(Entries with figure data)
----

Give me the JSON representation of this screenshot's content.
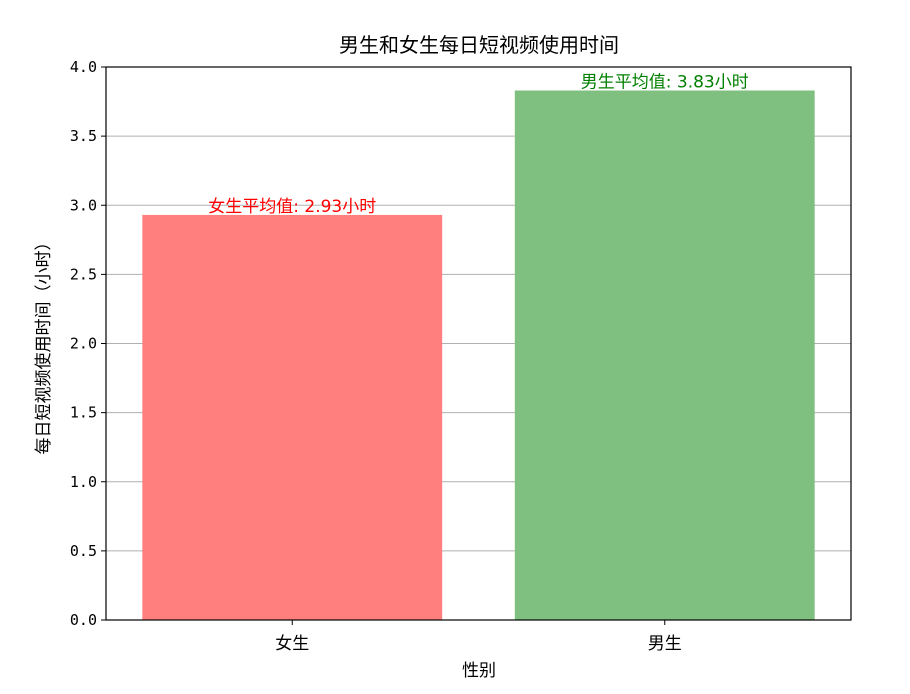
{
  "chart_data": {
    "type": "bar",
    "title": "男生和女生每日短视频使用时间",
    "xlabel": "性别",
    "ylabel": "每日短视频使用时间（小时）",
    "categories": [
      "女生",
      "男生"
    ],
    "values": [
      2.93,
      3.83
    ],
    "colors": [
      "#ff7f7f",
      "#7fbf7f"
    ],
    "annotations": [
      {
        "text": "女生平均值: 2.93小时",
        "color": "#ff0000",
        "category": "女生",
        "value": 2.93
      },
      {
        "text": "男生平均值: 3.83小时",
        "color": "#008000",
        "category": "男生",
        "value": 3.83
      }
    ],
    "ylim": [
      0,
      4.0
    ],
    "yticks": [
      "0.0",
      "0.5",
      "1.0",
      "1.5",
      "2.0",
      "2.5",
      "3.0",
      "3.5",
      "4.0"
    ],
    "grid": "y-axis",
    "grid_color": "#b0b0b0"
  }
}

----

Task instructions
Without the pictures, write out the whole listing above exactly as it appears.

Solution for this task
Give me the JSON representation of this screenshot's content.
{
  "chart_data": {
    "type": "bar",
    "title": "男生和女生每日短视频使用时间",
    "xlabel": "性别",
    "ylabel": "每日短视频使用时间（小时）",
    "categories": [
      "女生",
      "男生"
    ],
    "values": [
      2.93,
      3.83
    ],
    "colors": [
      "#ff7f7f",
      "#7fbf7f"
    ],
    "annotations": [
      {
        "text": "女生平均值: 2.93小时",
        "color": "#ff0000",
        "category": "女生",
        "value": 2.93
      },
      {
        "text": "男生平均值: 3.83小时",
        "color": "#008000",
        "category": "男生",
        "value": 3.83
      }
    ],
    "ylim": [
      0,
      4.0
    ],
    "yticks": [
      "0.0",
      "0.5",
      "1.0",
      "1.5",
      "2.0",
      "2.5",
      "3.0",
      "3.5",
      "4.0"
    ],
    "grid": "y-axis",
    "grid_color": "#b0b0b0"
  }
}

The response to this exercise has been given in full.